Material supplied ->
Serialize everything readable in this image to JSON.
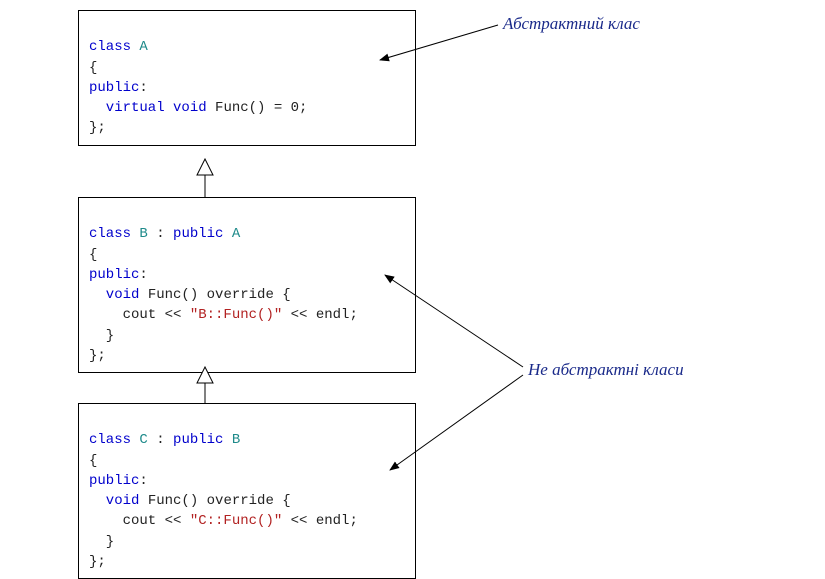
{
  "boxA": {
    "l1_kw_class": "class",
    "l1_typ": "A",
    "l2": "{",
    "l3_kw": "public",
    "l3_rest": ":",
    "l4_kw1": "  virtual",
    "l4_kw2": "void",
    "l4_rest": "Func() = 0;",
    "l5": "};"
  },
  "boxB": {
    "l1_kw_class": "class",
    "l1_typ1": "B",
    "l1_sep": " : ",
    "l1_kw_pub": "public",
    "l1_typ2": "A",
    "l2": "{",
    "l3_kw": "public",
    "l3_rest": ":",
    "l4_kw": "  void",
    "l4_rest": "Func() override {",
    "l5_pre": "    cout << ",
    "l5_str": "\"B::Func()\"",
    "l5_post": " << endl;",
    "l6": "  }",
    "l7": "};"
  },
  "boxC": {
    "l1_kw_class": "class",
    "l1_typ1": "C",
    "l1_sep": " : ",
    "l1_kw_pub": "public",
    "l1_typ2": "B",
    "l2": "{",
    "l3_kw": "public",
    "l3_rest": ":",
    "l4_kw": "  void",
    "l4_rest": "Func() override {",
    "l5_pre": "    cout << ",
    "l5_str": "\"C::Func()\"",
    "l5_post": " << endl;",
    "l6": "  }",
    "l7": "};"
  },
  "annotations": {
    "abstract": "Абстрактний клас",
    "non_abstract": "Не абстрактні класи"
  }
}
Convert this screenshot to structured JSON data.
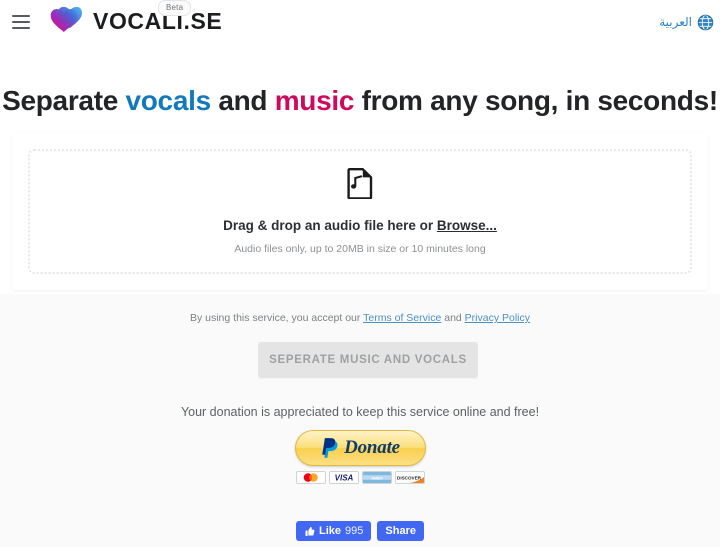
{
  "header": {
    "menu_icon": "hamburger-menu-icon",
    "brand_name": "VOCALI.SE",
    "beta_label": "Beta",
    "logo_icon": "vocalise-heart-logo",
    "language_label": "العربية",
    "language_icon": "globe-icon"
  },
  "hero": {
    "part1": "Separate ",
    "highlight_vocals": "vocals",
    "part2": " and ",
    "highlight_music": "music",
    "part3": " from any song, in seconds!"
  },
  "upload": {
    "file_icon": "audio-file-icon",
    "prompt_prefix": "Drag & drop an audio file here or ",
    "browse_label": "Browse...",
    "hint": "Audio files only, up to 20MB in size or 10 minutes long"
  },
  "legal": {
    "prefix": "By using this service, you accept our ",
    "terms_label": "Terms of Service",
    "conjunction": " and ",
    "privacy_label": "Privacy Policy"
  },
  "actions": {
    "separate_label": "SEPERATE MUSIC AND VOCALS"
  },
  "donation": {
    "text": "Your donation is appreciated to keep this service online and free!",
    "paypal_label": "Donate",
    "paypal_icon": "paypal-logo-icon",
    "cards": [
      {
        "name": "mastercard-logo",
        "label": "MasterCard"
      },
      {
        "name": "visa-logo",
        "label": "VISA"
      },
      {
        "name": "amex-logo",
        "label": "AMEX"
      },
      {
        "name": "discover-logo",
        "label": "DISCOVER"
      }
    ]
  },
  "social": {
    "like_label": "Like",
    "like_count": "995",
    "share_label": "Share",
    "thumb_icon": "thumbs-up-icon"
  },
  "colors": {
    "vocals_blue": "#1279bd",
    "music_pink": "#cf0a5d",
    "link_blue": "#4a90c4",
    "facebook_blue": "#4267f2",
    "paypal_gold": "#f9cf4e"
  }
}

Task instructions -> Select, from the listing, all lines that include the word "this".

Answer in full ->
Serialize everything readable in this image to JSON.
Convert this screenshot to structured JSON data.
    "prefix": "By using this service, you accept our ",
    "text": "Your donation is appreciated to keep this service online and free!",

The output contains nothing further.